▶ [Material to process]
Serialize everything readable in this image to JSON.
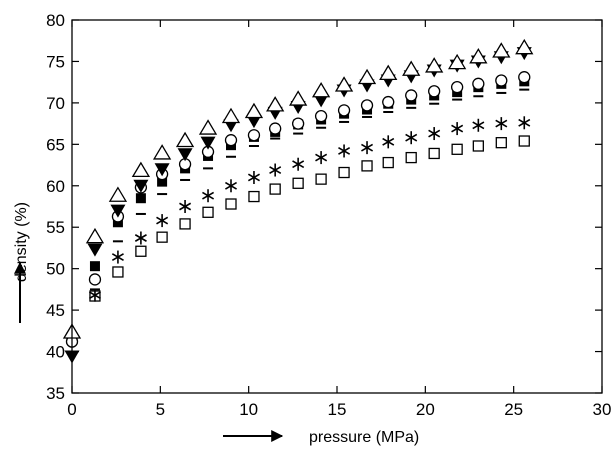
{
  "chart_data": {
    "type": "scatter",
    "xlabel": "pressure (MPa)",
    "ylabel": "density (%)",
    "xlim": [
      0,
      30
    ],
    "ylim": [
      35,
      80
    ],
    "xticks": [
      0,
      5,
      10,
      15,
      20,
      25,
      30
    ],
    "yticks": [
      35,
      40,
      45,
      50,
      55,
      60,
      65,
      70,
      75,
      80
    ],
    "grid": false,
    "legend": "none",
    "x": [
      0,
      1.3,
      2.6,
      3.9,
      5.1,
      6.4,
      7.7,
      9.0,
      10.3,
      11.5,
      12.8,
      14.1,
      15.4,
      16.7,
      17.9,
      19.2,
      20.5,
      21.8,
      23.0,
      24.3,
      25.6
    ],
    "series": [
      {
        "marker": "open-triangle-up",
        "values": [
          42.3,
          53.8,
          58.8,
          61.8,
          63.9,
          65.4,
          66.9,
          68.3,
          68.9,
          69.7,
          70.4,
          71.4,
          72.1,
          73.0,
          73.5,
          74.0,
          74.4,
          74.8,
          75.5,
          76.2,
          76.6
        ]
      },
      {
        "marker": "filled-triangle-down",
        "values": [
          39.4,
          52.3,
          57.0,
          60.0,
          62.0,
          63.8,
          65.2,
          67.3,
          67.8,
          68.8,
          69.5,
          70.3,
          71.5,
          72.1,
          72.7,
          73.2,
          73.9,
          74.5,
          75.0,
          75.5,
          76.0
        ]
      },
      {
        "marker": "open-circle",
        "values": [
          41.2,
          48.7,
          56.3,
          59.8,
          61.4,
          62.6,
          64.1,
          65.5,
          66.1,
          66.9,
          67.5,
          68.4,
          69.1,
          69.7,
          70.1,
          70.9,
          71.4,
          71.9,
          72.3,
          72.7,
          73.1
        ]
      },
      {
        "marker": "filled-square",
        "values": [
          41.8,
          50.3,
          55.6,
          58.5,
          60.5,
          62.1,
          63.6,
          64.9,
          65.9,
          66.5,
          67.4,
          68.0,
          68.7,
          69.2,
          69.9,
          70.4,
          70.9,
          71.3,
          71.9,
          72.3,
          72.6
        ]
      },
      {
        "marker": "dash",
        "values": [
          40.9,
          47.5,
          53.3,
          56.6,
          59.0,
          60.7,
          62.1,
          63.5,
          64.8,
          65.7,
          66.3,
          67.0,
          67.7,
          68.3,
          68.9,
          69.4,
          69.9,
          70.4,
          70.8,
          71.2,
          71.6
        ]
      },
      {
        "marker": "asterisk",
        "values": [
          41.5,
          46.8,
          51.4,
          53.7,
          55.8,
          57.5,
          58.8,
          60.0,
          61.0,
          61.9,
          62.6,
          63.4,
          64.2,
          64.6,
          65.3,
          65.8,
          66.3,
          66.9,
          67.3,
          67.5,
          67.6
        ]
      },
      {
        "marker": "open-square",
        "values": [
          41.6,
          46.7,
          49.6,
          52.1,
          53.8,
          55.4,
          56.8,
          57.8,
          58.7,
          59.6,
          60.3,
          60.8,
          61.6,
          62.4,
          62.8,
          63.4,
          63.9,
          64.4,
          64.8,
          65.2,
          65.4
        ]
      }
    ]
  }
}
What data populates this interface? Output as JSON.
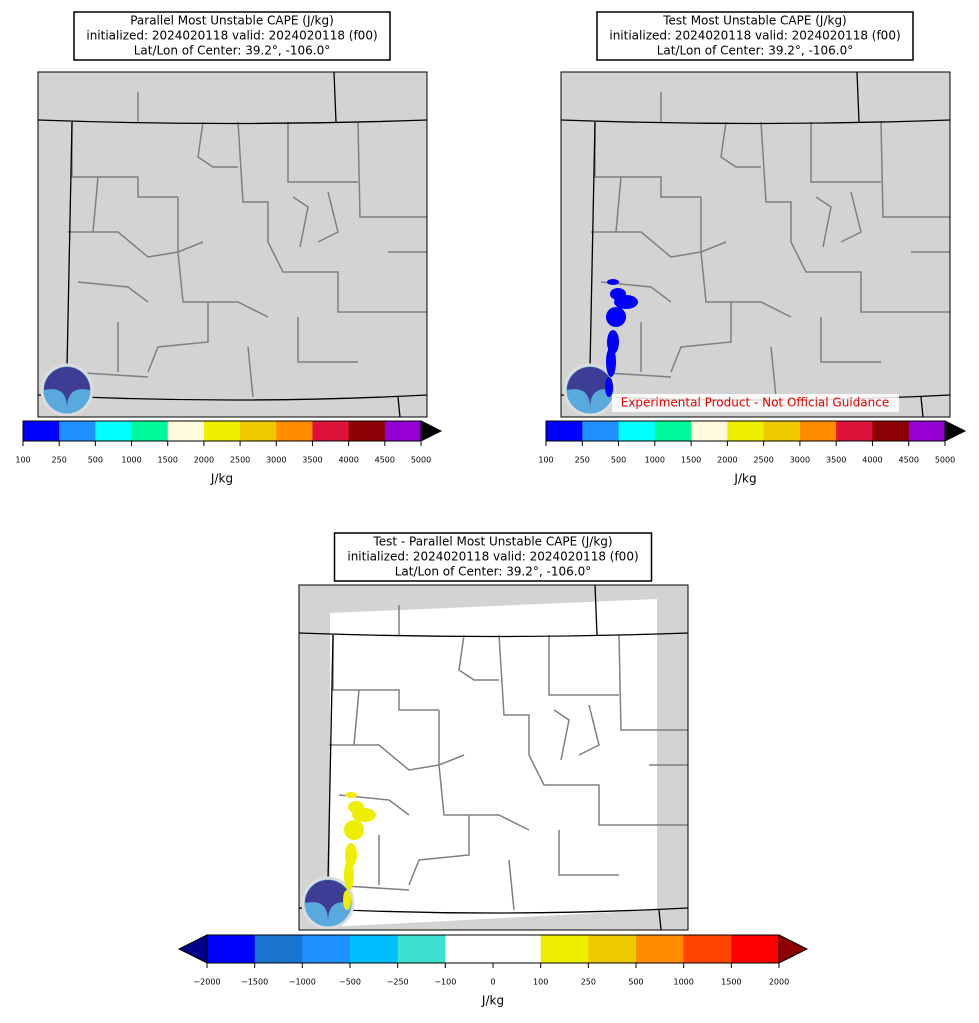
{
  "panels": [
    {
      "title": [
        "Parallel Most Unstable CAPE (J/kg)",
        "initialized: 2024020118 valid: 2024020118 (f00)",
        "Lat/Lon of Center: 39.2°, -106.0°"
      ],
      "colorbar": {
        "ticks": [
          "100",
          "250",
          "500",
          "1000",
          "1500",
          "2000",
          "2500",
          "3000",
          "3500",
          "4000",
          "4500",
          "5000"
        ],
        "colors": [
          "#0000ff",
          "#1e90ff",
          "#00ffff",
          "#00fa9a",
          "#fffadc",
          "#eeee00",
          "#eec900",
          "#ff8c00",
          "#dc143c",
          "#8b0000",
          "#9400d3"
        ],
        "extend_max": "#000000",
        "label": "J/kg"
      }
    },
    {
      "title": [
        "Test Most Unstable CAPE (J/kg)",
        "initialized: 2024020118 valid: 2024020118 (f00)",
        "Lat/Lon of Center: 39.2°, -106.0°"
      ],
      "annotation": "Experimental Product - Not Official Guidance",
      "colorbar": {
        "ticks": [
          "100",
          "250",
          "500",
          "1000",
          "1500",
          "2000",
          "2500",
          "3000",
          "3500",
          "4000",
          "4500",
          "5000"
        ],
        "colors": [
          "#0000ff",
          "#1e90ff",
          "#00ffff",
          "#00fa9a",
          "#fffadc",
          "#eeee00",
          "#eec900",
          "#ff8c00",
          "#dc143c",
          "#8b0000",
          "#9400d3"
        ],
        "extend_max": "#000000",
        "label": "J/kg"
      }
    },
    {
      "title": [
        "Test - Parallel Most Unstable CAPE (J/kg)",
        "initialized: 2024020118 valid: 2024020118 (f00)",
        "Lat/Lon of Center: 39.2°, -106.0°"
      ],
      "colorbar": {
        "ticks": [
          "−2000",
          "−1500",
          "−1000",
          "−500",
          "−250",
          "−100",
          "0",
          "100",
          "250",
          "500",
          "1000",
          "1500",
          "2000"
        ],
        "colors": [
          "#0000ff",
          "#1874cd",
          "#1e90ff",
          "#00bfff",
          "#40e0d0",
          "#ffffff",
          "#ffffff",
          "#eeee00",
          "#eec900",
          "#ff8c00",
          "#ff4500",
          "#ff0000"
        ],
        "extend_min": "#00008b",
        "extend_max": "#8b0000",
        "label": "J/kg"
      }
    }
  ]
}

▶ [Problem to work on]
Leave out every line without the string "triangle" and copy the rest.

▶ [Solution below]
        "marker": "open-triangle-up",
        "marker": "filled-triangle-down",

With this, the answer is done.